• _What to do_:
Check each line of the material. Copy those containing "this".

• _Items from a data source_:
++++++++++++++++++++
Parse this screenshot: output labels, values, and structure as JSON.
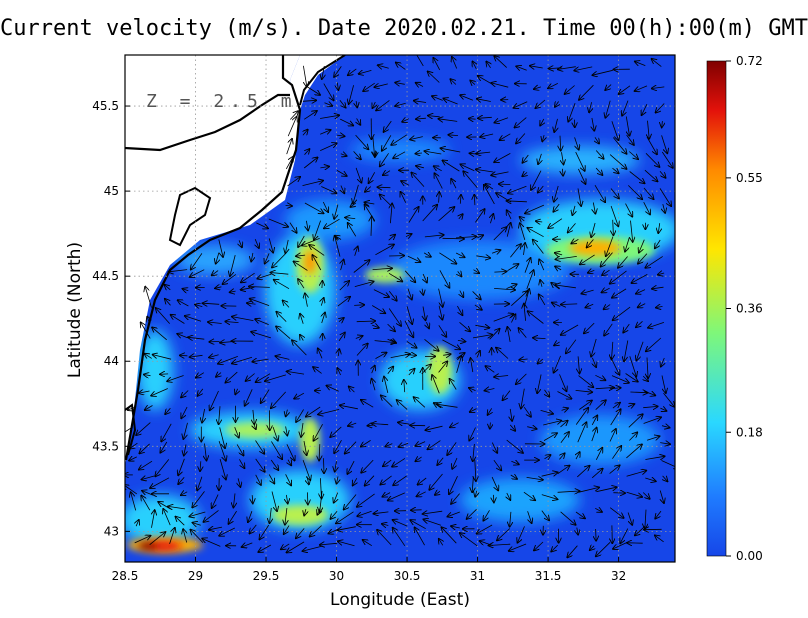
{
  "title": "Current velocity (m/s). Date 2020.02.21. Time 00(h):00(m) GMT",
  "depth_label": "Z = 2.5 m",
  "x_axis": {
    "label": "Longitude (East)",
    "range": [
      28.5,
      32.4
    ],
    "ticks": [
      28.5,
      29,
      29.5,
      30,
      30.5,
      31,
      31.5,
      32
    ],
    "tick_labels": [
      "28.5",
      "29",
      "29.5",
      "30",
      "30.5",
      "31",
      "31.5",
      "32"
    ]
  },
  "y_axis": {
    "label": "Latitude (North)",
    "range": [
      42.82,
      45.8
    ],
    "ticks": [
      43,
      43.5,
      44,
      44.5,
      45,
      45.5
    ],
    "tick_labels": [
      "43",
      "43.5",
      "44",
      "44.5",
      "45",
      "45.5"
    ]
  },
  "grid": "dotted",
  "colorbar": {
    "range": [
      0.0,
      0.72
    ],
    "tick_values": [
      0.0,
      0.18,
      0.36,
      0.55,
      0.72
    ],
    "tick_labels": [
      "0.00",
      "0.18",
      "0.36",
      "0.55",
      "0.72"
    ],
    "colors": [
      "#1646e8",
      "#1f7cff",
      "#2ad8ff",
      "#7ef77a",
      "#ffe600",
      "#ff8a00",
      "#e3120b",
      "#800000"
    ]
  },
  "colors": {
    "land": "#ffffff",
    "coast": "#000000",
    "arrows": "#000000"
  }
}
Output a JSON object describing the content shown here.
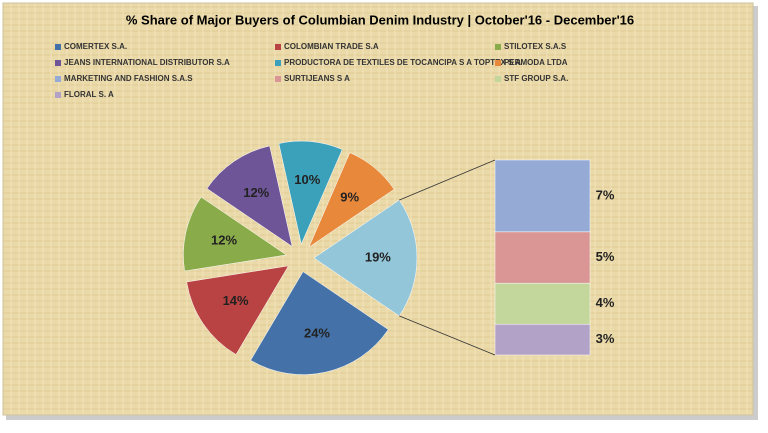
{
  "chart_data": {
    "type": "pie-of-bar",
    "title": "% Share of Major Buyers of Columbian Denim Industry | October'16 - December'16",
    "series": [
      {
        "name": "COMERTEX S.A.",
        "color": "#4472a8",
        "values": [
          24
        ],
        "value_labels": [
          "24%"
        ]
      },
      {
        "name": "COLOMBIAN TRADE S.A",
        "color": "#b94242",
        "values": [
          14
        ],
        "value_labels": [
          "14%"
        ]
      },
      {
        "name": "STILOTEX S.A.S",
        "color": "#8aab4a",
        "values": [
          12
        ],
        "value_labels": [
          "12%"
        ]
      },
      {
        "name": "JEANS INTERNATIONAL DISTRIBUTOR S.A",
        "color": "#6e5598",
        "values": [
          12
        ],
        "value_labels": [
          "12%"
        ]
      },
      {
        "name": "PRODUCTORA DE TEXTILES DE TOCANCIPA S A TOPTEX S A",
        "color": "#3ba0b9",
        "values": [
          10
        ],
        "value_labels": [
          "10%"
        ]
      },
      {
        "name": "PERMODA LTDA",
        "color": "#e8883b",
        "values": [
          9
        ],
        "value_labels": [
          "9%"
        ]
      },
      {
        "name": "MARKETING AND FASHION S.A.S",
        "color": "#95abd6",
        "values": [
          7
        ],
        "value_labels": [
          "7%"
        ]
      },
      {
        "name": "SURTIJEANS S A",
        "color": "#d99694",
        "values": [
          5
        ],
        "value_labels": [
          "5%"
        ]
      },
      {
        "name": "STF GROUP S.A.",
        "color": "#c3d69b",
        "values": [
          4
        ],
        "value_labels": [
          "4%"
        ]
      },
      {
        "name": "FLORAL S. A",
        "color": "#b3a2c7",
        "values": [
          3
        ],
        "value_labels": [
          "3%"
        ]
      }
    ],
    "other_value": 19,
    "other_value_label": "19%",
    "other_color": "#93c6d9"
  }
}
++++++++++++++++++++
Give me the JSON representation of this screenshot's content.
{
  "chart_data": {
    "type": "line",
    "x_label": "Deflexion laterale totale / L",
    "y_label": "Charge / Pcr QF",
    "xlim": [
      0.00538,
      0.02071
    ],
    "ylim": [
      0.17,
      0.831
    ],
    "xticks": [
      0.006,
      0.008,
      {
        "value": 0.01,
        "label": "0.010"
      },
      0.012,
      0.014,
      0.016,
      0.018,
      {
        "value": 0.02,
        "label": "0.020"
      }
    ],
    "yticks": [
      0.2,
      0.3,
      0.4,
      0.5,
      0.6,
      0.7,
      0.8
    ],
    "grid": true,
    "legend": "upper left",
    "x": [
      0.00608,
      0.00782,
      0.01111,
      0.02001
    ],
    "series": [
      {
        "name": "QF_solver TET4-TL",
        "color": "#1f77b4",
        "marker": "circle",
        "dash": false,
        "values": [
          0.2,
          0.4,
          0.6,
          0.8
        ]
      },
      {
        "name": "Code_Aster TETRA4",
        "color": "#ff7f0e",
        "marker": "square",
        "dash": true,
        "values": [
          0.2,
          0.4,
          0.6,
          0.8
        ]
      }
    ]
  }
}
++++++++++++++++++++
• _Task result_:
Parse this screenshot: output labels, values, and structure as JSON.
Give me the JSON representation of this screenshot's content.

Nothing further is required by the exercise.